[Do this] Transcribe all the entries word for word, skipping the pictures.
** start **
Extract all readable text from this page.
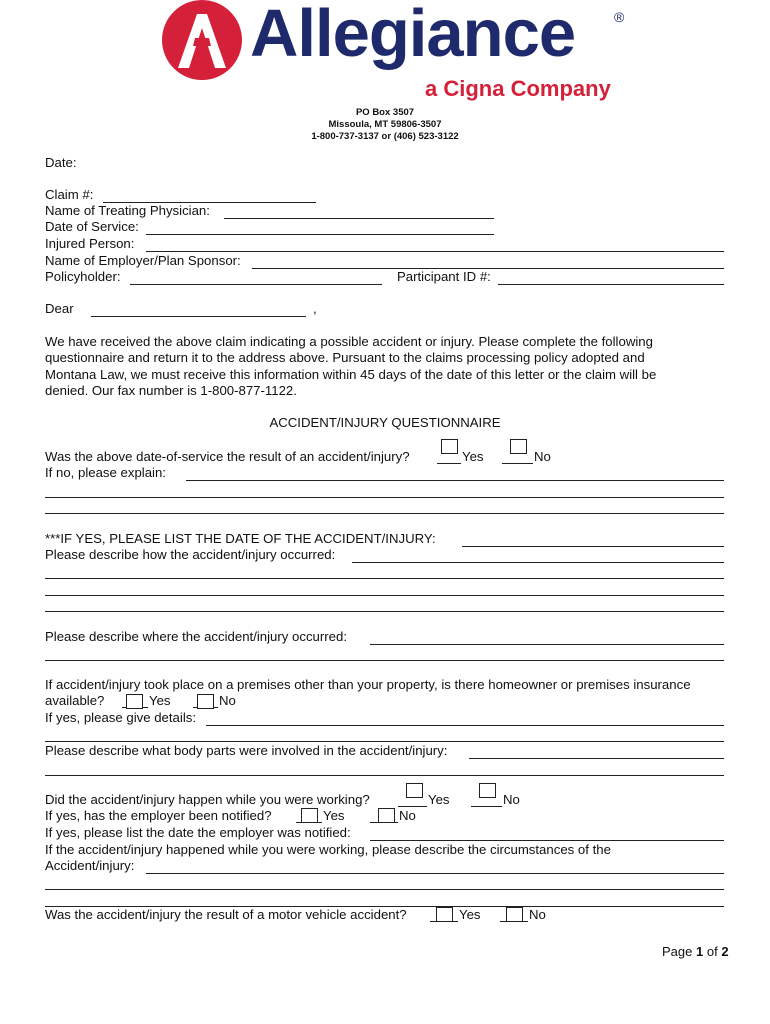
Allegiance	®
a Cigna Company
PO Box 3507
Missoula, MT 59806-3507
1-800-737-3137 or (406) 523-3122
Date:
Claim #:
Name of Treating Physician:
Date of Service:
Injured Person:
Name of Employer/Plan Sponsor:
Policyholder:	Participant ID #:
Dear	,
We have received the above claim indicating a possible accident or injury. Please complete the following
questionnaire and return it to the address above. Pursuant to the claims processing policy adopted and
Montana Law, we must receive this information within 45 days of the date of this letter or the claim will be
denied. Our fax number is 1-800-877-1122.
ACCIDENT/INJURY QUESTIONNAIRE
Was the above date-of-service the result of an accident/injury?	Yes	No
If no, please explain:
***IF YES, PLEASE LIST THE DATE OF THE ACCIDENT/INJURY:
Please describe how the accident/injury occurred:
Please describe where the accident/injury occurred:
If accident/injury took place on a premises other than your property, is there homeowner or premises insurance
available?	Yes	No
If yes, please give details:
Please describe what body parts were involved in the accident/injury:
Did the accident/injury happen while you were working?	Yes	No
If yes, has the employer been notified?	Yes	No
If yes, please list the date the employer was notified:
If the accident/injury happened while you were working, please describe the circumstances of the
Accident/injury:
Was the accident/injury the result of a motor vehicle accident?	Yes	No
Page 1 of 2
** end **
[Answer to this task]
Extract all readable text from this page.
Allegiance	®
a Cigna Company
PO Box 3507
Missoula, MT 59806-3507
1-800-737-3137 or (406) 523-3122
Date:
Claim #:
Name of Treating Physician:
Date of Service:
Injured Person:
Name of Employer/Plan Sponsor:
Policyholder:	Participant ID #:
Dear	,
We have received the above claim indicating a possible accident or injury. Please complete the following
questionnaire and return it to the address above. Pursuant to the claims processing policy adopted and
Montana Law, we must receive this information within 45 days of the date of this letter or the claim will be
denied. Our fax number is 1-800-877-1122.
ACCIDENT/INJURY QUESTIONNAIRE
Was the above date-of-service the result of an accident/injury?	Yes	No
If no, please explain:
***IF YES, PLEASE LIST THE DATE OF THE ACCIDENT/INJURY:
Please describe how the accident/injury occurred:
Please describe where the accident/injury occurred:
If accident/injury took place on a premises other than your property, is there homeowner or premises insurance
available?	Yes	No
If yes, please give details:
Please describe what body parts were involved in the accident/injury:
Did the accident/injury happen while you were working?	Yes	No
If yes, has the employer been notified?	Yes	No
If yes, please list the date the employer was notified:
If the accident/injury happened while you were working, please describe the circumstances of the
Accident/injury:
Was the accident/injury the result of a motor vehicle accident?	Yes	No
Page 1 of 2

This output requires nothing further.